Monday, December 19, 2016

Fourier series based OIT and why it won't work

I've been doing some research in to using Fourier series or other types of function approximation to do order independent transparency rendering.  While it doesn't look like it can be turned in to a workable solution maybe I can save someone else some time and teach you something about frequency decomposition and function approximation along the way.

 

The OIT holy grail

When graphics programmers dream of an OIT solution there are a number of properties that come to mind:

  • Bounded memory requirements
  • Single geometry pass 
  • Low performance impact
  • No obvious artifacts
  • No presorting
  • No special hardware requirements
  • Works well across the entire depth range
  • Allows rendering of opaque elements at the same time
 Unfortunately there isn't a solution out there right now that has all these properties. The most popular solution k-buffers and their derivatives have bounded memory requirements, but they can still be quite high and require presorting to avoid artifacts. Solutions like Phenomological OIT provide some good results, but doesn't allow opaque objects to be in the same pass and doesn't give similar results for mostly opaque objects blocking other objects. So it seemed to me that there had to be another path out there.

 

Simplifying the problem

When rendering transparent objects they key piece of information we need is how obscured the current fragments contribution to the final pixel (i.e. a multiplier for our color based on how obscured it is). This is commonly referred to as the visibility function. So all OIT solutions fall in to a general pattern of a first pass to generate the visibility function, then a second pass to apply the visibility function to the color data for each visible object in the pixel. If you want to reduce memory requirements you can skip storing the color data for each fragment and instead do a second geometry pass to get access to that information again. While doing a second geometry pass isn't really a great solution, it does allow us to ignore the approximation and compression of color data and focus purely on the approximation of the visibility function. Which makes the path forward look something like this:
  1. Render geometry to gather visibility data
  2. ???
  3. Render second geometry pass and apply visibility function.
  4. Profit

 

Approximating visibility

Before we talk about the methods of approximation let's look at what a typical visibility function actually looks like.
Y is visibility. X is depth.

This shows a bunch of mostly transparent objects and a single almost opaque object.
------------------------------------
(Tasks)
A. Write out the OIT post again starting with "Monday, December 19, 2016" and going on through "along the way.", and switch "function approximation" to "curve fitting" each time it appears.
B. Pick up the OIT post right after its last sentence and continue writing it.
The entries come from a different source than the OIT post.

(Entries provided)
------------------------------------
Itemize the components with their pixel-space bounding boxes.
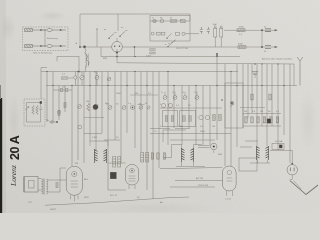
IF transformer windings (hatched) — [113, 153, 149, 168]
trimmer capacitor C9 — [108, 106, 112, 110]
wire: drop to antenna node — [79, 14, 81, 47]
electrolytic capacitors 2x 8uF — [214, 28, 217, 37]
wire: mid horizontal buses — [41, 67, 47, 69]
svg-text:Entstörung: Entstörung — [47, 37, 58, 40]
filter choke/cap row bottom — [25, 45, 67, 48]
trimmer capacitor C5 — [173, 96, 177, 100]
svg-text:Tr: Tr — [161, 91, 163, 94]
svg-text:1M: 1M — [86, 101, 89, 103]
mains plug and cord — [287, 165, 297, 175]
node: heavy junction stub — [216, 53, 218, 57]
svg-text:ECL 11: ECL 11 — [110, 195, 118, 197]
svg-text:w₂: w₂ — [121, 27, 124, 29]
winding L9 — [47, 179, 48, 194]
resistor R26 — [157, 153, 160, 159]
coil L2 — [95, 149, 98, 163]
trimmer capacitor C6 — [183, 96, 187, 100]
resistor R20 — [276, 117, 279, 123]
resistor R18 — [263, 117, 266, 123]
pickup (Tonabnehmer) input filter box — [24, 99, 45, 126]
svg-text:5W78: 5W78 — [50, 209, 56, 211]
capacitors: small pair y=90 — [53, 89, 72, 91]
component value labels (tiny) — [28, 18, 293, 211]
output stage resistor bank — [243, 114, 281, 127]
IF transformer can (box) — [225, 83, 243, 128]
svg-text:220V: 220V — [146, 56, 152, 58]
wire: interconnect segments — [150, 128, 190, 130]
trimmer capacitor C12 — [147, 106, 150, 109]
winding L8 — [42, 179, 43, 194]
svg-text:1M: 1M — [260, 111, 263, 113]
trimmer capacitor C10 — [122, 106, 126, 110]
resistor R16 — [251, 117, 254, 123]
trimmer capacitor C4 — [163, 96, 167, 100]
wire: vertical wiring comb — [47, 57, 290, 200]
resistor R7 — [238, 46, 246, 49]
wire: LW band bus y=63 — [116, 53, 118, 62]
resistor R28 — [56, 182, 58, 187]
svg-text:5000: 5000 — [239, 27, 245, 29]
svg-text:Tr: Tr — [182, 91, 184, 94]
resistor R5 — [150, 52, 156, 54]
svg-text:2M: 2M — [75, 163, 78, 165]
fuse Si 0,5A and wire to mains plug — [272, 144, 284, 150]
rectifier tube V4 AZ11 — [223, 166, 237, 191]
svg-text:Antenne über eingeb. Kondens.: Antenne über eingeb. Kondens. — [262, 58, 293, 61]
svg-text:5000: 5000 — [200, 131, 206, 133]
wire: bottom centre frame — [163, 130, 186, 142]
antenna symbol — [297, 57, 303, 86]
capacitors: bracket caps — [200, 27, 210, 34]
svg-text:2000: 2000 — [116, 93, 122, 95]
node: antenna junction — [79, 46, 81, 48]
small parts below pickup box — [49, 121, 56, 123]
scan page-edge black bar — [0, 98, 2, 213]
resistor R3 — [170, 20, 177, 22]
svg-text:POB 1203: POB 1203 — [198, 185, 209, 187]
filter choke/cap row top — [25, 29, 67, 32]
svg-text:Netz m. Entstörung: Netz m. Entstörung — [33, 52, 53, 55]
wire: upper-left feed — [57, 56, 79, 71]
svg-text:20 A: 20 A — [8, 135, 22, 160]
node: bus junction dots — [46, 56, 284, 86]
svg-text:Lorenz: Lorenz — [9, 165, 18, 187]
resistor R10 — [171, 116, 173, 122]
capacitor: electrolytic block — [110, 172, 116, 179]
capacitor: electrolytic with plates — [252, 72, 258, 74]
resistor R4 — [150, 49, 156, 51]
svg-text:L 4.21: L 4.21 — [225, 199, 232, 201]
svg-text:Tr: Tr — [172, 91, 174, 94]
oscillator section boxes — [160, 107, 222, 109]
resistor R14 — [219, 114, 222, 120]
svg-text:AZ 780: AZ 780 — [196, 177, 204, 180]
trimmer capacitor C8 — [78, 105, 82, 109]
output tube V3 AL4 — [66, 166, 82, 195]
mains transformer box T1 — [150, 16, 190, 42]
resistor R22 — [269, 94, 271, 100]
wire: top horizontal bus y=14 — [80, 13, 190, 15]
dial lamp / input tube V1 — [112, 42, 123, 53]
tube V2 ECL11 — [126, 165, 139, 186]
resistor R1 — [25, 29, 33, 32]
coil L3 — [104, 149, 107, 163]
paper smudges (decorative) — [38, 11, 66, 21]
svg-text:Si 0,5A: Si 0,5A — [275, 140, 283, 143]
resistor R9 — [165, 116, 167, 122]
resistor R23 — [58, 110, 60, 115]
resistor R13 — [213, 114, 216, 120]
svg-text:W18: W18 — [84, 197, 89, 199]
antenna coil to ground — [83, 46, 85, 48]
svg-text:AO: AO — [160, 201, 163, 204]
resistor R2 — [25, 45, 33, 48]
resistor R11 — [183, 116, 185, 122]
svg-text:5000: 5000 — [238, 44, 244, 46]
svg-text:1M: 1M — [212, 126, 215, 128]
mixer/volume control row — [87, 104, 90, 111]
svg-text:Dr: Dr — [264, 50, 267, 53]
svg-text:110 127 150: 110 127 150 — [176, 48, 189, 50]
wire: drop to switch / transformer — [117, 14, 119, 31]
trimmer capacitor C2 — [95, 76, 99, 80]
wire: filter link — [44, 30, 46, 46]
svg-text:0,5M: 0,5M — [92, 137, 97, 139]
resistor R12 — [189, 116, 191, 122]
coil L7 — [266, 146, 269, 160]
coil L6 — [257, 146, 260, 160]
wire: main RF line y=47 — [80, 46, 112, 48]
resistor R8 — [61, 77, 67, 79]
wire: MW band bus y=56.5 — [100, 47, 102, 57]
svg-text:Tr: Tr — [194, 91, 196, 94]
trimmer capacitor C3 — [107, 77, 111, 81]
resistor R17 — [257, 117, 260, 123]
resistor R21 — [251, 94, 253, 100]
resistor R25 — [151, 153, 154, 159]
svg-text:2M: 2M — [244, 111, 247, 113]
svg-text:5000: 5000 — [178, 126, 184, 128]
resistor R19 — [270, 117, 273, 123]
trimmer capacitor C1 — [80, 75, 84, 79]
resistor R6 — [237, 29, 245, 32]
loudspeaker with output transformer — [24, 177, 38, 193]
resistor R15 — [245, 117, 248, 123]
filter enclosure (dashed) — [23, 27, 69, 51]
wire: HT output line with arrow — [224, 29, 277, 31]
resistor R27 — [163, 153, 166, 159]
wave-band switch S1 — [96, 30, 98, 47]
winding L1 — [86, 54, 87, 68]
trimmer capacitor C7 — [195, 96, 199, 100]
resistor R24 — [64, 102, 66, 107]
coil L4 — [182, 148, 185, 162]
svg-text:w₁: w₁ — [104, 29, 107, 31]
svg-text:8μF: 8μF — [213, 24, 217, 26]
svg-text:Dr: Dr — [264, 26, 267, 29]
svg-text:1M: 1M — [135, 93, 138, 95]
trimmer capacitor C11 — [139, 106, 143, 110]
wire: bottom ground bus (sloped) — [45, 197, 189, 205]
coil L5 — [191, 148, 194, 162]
------------------------------------
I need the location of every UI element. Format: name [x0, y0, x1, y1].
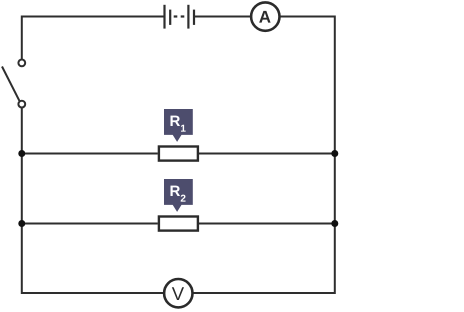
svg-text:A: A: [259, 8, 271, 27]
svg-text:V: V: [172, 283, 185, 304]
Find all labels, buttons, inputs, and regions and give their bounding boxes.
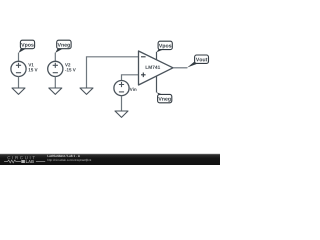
------------------------------------
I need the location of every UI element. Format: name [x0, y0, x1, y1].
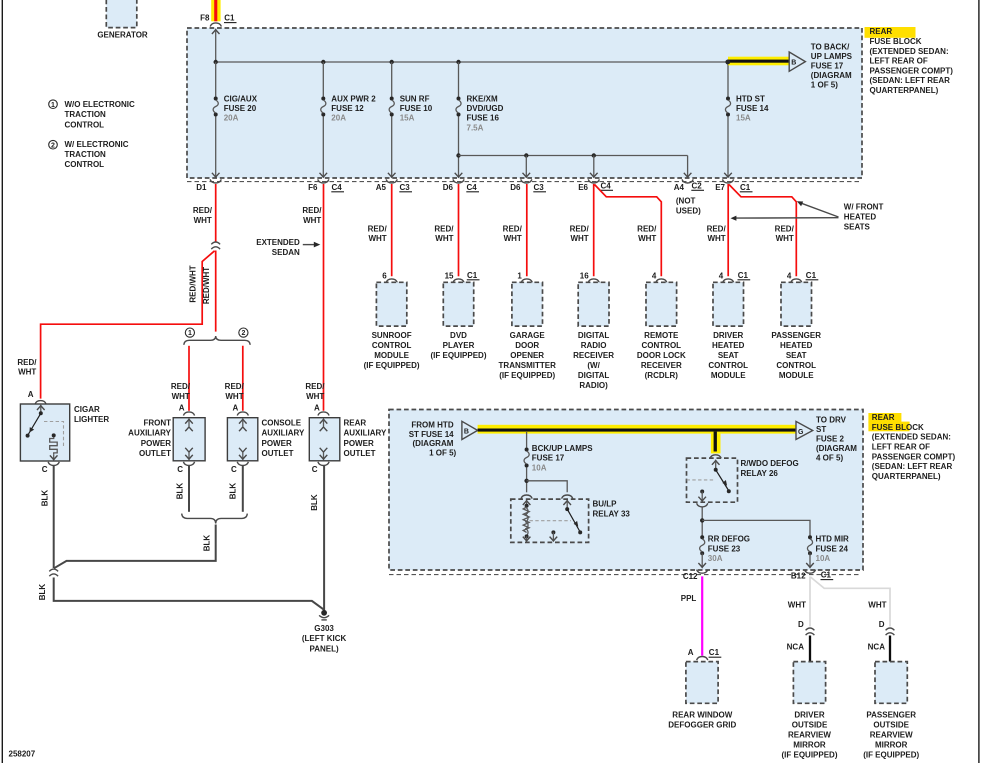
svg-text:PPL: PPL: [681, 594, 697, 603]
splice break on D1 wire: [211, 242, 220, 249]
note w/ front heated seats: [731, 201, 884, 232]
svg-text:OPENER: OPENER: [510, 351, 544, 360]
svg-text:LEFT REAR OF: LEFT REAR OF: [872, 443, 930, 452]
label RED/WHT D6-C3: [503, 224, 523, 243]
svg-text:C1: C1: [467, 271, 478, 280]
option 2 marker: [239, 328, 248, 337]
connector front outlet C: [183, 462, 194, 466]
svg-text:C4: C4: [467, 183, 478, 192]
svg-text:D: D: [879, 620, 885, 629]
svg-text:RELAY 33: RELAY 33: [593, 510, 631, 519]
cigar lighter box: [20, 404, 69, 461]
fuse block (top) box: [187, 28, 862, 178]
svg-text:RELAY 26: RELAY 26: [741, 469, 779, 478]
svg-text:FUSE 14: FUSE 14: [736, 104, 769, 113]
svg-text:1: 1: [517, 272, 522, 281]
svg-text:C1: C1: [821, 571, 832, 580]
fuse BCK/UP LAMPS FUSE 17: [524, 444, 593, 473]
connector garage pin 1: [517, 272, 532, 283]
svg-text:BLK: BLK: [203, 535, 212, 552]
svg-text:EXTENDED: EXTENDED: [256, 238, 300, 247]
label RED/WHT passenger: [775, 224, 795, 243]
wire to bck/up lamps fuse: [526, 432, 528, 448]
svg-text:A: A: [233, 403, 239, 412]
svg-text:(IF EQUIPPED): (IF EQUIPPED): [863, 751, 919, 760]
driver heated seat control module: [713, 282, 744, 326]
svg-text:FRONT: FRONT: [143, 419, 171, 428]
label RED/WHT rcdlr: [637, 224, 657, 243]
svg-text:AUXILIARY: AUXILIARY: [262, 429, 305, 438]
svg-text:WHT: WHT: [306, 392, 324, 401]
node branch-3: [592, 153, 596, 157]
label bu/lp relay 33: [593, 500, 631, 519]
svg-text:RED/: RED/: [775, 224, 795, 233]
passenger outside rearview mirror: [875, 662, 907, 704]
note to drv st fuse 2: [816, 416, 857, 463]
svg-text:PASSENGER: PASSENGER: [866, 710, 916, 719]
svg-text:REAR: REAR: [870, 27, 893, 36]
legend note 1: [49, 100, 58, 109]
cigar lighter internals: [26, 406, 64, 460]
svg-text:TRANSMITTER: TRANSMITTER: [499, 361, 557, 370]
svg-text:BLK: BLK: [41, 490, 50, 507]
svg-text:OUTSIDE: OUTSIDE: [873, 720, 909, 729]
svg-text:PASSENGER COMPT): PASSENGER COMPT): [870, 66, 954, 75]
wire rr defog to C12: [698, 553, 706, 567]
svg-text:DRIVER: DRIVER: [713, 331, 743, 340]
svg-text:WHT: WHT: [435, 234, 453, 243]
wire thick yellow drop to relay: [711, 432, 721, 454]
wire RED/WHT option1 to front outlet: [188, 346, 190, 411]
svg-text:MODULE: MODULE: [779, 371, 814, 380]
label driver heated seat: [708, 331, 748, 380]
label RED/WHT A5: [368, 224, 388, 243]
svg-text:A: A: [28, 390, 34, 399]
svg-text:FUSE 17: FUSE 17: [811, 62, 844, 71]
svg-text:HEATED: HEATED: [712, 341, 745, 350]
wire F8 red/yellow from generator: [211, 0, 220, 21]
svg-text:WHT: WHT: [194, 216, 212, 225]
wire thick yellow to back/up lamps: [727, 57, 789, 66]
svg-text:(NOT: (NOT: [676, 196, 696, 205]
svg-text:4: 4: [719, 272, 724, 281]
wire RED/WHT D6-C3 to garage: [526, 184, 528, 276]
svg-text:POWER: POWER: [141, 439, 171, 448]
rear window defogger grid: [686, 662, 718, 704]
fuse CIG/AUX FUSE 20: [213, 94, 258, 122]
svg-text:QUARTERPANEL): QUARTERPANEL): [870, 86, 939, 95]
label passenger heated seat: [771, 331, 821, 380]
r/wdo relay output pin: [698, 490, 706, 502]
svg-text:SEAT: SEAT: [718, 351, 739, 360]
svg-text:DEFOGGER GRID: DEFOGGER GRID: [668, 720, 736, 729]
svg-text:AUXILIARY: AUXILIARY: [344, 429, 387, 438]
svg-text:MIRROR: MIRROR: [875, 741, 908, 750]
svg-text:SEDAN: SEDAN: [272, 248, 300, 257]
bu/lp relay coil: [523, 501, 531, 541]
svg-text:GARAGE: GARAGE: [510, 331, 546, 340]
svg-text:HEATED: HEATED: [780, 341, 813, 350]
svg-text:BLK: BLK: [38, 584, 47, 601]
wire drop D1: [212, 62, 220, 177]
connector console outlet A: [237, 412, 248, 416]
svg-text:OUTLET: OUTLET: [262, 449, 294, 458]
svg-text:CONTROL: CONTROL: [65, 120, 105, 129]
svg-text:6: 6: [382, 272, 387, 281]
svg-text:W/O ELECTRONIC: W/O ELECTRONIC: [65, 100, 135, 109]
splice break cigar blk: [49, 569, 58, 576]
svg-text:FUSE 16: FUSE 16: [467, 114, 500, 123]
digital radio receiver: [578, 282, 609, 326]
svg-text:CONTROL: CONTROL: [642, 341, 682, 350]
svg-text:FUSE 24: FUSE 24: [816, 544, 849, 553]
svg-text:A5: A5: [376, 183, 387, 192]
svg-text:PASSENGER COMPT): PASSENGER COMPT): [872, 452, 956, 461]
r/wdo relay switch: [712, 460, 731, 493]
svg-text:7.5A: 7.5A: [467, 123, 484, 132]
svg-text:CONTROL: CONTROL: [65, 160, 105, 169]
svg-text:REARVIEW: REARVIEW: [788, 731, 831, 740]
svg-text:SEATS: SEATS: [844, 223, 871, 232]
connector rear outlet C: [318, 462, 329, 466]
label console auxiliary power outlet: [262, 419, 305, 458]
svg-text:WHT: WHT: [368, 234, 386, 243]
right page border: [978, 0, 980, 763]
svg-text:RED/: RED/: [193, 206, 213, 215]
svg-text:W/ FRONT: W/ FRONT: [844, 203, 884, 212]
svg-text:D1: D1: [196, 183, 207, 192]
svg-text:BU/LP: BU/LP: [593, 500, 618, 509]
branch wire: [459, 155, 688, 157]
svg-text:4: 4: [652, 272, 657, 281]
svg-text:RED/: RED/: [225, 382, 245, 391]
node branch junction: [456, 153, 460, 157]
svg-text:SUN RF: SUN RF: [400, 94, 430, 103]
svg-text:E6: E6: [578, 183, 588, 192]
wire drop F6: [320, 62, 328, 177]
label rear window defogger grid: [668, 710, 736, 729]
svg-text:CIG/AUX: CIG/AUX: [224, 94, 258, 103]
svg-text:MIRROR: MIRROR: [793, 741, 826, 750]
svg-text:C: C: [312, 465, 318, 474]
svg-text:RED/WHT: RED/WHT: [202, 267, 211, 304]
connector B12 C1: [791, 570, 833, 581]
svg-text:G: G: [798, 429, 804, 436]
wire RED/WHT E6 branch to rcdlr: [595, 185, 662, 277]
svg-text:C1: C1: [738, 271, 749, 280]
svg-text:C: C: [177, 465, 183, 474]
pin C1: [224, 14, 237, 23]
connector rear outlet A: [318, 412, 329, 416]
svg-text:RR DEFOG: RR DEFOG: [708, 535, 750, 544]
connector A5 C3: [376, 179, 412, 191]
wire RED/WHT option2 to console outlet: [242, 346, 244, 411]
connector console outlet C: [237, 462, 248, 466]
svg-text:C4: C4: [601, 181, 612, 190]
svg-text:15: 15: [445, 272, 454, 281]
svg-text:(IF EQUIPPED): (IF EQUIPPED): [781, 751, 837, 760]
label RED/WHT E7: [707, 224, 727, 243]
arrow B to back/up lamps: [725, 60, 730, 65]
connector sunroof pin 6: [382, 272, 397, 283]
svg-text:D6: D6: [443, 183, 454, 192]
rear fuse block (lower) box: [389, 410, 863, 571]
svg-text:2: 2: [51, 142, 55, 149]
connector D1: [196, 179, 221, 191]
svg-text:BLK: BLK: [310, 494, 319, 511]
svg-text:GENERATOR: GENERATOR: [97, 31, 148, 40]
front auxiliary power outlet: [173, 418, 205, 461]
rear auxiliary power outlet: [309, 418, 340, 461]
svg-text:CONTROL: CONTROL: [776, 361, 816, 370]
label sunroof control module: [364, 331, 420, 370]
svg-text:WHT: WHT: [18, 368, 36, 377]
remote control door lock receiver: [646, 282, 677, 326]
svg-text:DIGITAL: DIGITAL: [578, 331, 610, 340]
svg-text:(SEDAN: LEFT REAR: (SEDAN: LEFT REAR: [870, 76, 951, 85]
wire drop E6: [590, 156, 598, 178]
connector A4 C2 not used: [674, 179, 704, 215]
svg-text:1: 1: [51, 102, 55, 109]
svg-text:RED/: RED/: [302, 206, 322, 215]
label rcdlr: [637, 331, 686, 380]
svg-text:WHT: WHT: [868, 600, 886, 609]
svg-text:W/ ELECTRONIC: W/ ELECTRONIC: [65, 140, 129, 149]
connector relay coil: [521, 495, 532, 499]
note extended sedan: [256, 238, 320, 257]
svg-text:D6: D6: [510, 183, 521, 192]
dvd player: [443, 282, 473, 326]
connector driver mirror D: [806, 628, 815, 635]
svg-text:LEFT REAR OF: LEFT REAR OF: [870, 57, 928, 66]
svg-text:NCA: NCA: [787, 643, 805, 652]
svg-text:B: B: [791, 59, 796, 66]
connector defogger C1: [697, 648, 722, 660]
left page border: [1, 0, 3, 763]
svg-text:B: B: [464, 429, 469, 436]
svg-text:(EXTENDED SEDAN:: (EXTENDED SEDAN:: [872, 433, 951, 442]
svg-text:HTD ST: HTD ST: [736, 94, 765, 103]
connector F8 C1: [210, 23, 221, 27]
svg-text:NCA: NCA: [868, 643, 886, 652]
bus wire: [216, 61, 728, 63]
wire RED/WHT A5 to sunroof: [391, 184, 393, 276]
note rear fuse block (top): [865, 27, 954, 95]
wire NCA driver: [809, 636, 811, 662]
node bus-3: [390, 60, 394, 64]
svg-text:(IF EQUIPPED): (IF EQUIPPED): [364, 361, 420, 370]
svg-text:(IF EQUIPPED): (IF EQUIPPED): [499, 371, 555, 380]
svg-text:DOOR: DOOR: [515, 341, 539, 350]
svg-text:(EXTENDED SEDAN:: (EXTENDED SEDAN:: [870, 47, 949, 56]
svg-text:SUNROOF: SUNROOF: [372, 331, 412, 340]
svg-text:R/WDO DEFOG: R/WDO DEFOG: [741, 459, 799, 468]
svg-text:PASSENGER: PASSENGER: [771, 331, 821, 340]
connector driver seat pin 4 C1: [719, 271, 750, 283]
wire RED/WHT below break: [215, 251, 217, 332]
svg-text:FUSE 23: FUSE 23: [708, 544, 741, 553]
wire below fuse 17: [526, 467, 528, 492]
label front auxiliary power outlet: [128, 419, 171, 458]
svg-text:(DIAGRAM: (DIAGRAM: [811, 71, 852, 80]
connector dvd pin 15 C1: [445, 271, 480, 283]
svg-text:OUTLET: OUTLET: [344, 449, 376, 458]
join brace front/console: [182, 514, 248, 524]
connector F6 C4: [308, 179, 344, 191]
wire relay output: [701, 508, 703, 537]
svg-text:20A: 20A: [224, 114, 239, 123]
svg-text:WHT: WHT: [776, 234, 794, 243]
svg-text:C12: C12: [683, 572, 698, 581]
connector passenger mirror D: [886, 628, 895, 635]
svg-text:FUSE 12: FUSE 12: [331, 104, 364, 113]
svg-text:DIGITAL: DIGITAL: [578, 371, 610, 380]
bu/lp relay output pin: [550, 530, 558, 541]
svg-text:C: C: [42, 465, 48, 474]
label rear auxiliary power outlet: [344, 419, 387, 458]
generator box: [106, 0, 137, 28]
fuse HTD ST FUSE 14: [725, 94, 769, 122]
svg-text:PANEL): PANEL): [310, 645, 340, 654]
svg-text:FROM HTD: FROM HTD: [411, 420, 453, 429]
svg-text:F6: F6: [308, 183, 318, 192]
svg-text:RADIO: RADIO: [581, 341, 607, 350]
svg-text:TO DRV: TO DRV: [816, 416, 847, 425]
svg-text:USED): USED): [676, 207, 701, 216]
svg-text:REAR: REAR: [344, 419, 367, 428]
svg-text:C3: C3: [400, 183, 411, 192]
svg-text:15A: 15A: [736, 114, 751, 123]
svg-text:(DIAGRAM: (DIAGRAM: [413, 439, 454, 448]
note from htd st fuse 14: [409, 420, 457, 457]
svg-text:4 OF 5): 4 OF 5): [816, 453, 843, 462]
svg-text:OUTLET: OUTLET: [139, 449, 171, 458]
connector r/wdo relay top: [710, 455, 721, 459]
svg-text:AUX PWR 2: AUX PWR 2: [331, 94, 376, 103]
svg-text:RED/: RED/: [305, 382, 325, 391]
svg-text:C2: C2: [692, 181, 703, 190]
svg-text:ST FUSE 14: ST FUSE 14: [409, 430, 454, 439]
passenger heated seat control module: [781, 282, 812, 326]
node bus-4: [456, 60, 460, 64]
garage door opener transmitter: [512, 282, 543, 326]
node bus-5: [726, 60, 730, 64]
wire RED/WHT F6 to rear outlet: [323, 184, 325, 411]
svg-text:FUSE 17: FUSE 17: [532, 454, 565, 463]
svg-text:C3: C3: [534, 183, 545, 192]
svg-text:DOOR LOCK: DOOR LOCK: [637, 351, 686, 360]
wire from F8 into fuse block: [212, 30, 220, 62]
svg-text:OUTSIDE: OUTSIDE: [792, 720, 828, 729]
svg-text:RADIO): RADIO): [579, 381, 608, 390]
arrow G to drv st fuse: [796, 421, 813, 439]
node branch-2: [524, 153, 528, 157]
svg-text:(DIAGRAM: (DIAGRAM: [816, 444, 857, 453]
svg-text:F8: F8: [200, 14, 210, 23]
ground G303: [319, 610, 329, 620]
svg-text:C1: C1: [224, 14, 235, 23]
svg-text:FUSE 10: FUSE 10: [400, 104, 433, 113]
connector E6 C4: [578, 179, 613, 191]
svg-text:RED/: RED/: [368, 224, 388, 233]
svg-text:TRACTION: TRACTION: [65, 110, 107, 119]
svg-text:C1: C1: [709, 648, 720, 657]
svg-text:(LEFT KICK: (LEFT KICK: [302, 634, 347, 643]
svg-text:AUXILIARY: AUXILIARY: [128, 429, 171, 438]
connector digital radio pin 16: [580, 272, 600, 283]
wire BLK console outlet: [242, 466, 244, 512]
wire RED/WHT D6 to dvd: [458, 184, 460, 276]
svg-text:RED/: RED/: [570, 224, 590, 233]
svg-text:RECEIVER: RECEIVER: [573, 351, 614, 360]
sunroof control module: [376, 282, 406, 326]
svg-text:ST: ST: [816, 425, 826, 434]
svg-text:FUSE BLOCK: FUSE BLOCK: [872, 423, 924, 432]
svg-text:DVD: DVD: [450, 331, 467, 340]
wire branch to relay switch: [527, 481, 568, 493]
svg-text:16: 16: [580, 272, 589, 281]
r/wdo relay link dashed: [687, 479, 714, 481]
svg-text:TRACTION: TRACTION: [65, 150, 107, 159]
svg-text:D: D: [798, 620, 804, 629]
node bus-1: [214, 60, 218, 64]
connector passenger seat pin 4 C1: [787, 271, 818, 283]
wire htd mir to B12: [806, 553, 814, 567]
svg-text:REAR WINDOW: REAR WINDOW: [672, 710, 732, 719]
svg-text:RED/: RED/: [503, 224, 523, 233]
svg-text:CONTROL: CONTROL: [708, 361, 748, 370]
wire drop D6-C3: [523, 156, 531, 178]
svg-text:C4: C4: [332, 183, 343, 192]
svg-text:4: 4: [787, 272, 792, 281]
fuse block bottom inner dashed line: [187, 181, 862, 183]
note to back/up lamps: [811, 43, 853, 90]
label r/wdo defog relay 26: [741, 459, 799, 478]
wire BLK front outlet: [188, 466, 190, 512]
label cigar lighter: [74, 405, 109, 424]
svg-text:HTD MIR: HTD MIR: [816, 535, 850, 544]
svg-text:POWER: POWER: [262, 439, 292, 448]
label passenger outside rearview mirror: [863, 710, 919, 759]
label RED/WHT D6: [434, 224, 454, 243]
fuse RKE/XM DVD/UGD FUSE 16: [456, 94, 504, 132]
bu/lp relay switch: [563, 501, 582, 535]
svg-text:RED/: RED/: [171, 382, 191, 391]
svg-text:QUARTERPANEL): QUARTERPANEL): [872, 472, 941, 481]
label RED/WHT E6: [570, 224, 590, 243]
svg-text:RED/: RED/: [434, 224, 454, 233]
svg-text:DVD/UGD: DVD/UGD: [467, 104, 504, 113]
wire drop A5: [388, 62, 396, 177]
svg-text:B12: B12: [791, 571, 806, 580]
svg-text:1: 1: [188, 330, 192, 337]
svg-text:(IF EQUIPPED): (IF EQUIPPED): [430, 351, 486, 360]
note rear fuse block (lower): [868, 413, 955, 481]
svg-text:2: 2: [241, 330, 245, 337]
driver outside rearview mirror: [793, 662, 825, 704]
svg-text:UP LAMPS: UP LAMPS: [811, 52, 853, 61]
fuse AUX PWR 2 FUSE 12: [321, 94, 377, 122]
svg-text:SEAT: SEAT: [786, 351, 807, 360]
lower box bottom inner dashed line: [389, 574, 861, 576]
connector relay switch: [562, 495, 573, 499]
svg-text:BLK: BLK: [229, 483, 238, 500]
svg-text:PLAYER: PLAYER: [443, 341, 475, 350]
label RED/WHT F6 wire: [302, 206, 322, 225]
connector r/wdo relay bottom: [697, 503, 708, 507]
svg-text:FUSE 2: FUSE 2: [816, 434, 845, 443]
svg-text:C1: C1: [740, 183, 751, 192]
------------------------------------
(Task responses)
A.
Monday, December 19, 2016

Fourier series based OIT and why it won't work

I've been doing some research in to using Fourier series or other types of curve fitting to do order independent transparency rendering.  While it doesn't look like it can be turned in to a workable solution maybe I can save someone else some time and teach you something about frequency decomposition and curve fitting along the way.

B.
The million dollar question is how we can generate such a graph that is accurate on both axes and do it one piece at a time so that we can run on DX11 class hardware. What makes this really really hard is that second part: one piece at a time. Since we don't really know about the other parts of the graph that means the approximation can't have a lot of noise in areas away from our sample point because it might affect the values of other sample points and we also have to get a very accurate values around our sample points because they might be very close to another sample point and we don't want inaccurate data when to objects get close together.

My first method was to do this with a combination of square waves (I tried some other methods later, and I'll explain why they failed in a later section). So for each fragment I would generate an approximation of the square wave then add it to the other approximations for that fragment. This of course requires that you can make alpha blending which is normally multiplicative work by adding instead. I came up with a quick formula for that which kind of work: val = 1 - (1.5 * (alpha*2)/(alpha*2+1)).

It's also worth mentioning that a very similar method was published in this paper on Fourier Opacity Mapping for Shadowing. They have a better method for making things additive instead of multiplicative. They also use a sloped function instead of a square wave because they care more about sampling away from the points then at them.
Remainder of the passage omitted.